THE REQUEST:
Below are the records; collect from them each line containing the string "this".

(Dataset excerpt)
===
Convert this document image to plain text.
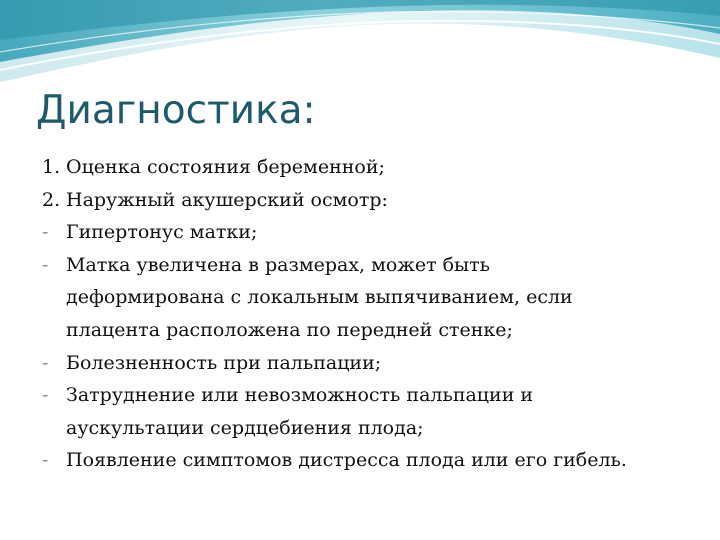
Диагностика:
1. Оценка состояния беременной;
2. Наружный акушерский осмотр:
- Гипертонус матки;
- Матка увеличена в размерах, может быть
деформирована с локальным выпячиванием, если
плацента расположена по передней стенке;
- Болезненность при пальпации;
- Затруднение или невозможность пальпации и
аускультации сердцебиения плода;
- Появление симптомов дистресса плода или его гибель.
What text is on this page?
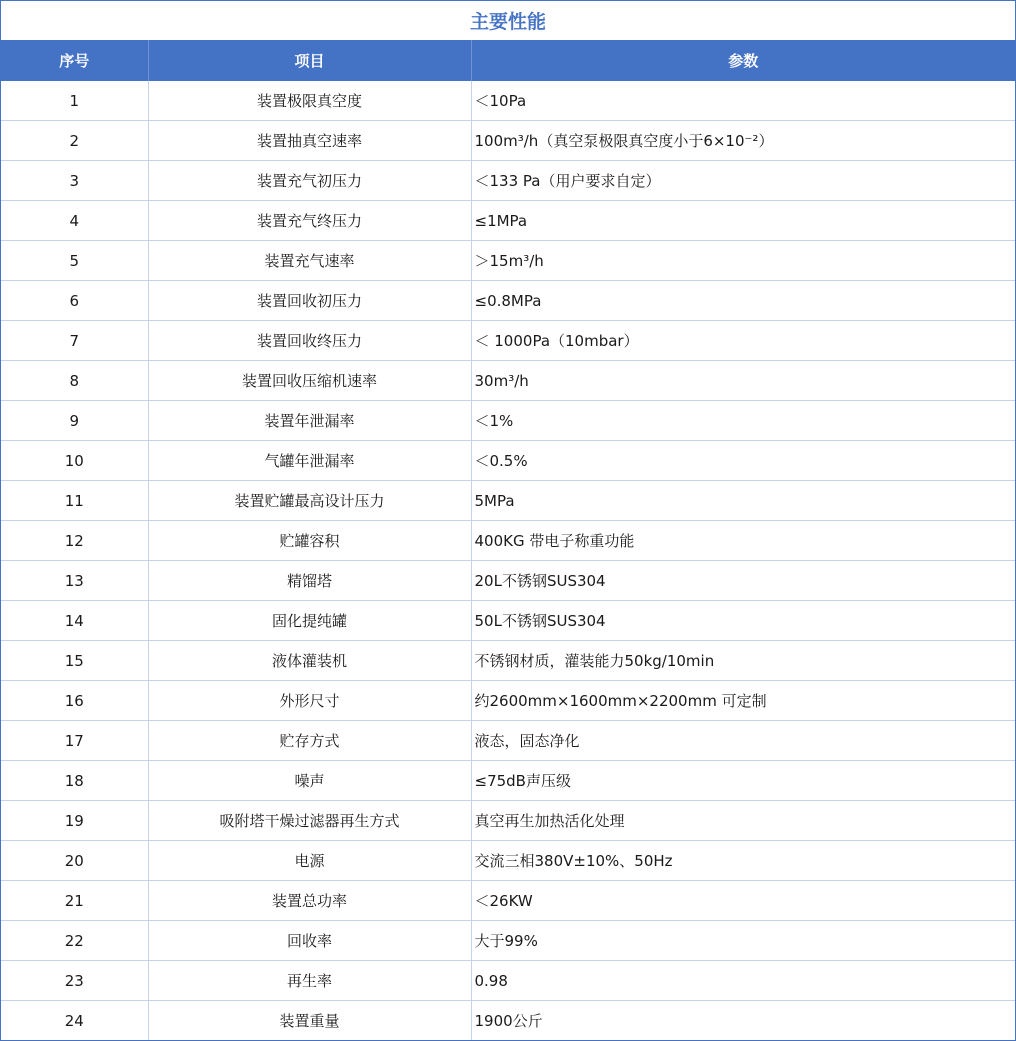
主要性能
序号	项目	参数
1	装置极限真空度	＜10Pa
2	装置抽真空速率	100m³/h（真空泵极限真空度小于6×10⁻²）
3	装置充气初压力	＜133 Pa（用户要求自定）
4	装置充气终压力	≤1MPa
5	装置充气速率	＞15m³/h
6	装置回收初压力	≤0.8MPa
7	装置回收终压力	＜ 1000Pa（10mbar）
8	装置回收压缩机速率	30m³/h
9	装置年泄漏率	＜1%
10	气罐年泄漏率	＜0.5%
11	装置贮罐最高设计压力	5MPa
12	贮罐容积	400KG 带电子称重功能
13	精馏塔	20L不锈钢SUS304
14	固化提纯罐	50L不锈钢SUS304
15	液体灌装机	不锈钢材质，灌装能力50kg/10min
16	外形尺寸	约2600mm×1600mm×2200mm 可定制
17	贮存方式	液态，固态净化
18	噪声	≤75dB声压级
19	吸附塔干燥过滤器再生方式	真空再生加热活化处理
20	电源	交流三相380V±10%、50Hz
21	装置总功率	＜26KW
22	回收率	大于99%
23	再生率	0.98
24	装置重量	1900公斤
===
COMPLETE OUTPUT:
Convert this document image to plain text.
What text is on this page?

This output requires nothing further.